◆ EXERCISE
Extract each line containing the string "cette".

◆ INPUT ROWS

* * * * * * *

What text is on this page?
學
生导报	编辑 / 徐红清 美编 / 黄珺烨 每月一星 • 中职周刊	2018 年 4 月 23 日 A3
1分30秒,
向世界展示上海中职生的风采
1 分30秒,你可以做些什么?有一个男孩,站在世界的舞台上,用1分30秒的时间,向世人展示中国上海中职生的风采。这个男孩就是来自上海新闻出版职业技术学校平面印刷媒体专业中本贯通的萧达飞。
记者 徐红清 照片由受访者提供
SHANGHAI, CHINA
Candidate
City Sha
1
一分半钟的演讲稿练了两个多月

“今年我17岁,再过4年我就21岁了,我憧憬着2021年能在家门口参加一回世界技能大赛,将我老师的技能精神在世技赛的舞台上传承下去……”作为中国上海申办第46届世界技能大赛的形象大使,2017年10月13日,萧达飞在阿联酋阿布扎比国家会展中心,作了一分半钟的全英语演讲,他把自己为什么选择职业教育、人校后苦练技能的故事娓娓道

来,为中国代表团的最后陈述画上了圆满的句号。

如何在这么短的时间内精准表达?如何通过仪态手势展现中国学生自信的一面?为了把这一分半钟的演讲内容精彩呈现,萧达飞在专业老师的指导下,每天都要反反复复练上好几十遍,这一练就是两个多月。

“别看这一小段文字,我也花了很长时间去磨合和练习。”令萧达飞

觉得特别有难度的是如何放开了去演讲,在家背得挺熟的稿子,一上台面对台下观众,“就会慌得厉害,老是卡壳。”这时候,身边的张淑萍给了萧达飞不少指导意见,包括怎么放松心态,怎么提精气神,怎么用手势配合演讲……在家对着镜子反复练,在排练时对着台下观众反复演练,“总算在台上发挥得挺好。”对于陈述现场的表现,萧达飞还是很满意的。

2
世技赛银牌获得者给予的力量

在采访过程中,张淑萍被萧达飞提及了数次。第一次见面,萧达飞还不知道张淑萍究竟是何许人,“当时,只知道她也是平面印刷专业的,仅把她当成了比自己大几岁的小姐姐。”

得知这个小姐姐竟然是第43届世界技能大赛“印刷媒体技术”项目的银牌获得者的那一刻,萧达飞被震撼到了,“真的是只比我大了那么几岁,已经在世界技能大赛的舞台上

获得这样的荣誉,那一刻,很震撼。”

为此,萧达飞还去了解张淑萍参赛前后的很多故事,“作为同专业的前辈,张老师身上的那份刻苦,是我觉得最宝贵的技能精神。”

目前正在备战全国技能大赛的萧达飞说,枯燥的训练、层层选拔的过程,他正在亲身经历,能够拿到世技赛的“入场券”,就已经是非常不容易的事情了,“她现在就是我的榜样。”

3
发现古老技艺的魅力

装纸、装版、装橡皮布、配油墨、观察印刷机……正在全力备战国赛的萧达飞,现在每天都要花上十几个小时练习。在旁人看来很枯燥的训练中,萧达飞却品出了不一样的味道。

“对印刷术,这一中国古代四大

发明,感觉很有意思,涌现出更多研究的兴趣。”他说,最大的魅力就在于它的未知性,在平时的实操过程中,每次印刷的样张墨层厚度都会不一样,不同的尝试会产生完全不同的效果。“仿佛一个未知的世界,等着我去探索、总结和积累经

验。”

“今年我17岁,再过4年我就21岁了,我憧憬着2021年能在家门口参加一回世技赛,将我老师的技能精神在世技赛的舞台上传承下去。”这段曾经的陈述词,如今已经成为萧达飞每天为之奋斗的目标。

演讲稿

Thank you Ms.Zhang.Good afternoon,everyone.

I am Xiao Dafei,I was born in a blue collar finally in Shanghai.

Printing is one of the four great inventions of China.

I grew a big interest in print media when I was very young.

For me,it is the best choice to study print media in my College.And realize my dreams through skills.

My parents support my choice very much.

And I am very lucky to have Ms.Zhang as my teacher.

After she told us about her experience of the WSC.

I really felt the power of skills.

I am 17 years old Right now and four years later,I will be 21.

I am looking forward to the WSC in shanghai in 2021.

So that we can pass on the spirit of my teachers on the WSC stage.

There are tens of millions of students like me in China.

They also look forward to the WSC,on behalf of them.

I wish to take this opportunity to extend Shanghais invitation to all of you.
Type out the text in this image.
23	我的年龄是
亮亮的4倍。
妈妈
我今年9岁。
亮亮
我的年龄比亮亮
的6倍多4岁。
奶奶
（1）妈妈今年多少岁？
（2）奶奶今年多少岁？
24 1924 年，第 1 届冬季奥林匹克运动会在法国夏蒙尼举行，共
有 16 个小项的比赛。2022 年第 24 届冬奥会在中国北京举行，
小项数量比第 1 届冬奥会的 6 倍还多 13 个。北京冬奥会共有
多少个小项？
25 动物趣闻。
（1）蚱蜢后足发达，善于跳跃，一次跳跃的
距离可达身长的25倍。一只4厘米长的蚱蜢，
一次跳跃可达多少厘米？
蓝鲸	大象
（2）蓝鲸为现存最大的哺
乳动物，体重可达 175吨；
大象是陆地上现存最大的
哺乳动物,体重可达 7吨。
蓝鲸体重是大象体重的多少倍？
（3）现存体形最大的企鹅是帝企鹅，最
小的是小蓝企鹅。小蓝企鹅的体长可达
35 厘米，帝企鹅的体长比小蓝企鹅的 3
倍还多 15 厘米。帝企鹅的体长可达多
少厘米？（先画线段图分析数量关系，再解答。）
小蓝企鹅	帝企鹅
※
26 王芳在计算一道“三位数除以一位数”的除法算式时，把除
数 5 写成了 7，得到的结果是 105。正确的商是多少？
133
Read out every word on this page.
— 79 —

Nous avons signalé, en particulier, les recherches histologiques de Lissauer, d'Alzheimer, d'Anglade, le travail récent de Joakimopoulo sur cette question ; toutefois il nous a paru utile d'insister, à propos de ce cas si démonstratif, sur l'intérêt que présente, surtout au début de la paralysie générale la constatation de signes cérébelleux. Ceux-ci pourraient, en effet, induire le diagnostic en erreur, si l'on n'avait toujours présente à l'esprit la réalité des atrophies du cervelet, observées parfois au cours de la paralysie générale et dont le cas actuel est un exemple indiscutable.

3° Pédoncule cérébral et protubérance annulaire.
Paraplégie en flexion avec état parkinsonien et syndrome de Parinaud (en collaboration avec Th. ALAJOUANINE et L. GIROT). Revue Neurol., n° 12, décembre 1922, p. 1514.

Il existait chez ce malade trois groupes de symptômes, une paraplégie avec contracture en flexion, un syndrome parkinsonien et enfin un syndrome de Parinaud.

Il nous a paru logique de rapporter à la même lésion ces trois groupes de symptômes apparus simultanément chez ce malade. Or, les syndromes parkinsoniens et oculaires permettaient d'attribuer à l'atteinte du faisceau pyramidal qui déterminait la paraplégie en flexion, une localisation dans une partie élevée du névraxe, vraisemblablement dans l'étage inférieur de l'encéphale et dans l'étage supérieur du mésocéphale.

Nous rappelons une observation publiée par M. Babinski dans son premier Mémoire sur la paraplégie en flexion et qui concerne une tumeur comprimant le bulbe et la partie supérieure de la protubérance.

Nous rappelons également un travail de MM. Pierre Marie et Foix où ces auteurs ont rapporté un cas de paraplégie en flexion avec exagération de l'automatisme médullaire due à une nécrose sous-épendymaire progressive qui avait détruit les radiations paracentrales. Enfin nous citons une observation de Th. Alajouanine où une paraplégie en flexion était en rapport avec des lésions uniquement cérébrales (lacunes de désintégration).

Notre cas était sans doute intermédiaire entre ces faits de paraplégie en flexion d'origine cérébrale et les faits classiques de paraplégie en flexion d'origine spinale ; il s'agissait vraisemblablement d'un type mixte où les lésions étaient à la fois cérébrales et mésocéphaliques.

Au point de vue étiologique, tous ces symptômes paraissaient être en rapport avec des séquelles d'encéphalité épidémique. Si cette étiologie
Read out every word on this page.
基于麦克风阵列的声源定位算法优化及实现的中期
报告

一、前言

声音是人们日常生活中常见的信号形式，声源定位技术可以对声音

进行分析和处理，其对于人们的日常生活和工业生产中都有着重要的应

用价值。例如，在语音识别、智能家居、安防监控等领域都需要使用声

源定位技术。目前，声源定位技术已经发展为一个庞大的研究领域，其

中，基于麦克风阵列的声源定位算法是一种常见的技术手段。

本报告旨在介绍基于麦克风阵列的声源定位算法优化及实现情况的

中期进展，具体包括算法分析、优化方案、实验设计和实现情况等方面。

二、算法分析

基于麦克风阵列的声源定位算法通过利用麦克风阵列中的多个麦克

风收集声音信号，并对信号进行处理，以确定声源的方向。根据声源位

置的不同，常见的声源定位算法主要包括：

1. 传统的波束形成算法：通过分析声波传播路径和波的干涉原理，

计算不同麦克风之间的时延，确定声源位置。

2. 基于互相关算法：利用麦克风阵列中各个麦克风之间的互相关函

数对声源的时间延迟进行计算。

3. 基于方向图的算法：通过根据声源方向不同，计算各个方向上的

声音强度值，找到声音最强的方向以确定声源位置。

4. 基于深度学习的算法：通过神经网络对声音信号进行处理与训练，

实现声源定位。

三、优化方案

* * * * * * *

◆ THE SOLUTION
Nous avons signalé, en particulier, les recherches histologiques de Lissauer, d'Alzheimer, d'Anglade, le travail récent de Joakimopoulo sur cette question ; toutefois il nous a paru utile d'insister, à propos de ce cas si démonstratif, sur l'intérêt que présente, surtout au début de la paralysie générale la constatation de signes cérébelleux. Ceux-ci pourraient, en effet, induire le diagnostic en erreur, si l'on n'avait toujours présente à l'esprit la réalité des atrophies du cervelet, observées parfois au cours de la paralysie générale et dont le cas actuel est un exemple indiscutable.
Au point de vue étiologique, tous ces symptômes paraissaient être en rapport avec des séquelles d'encéphalité épidémique. Si cette étiologie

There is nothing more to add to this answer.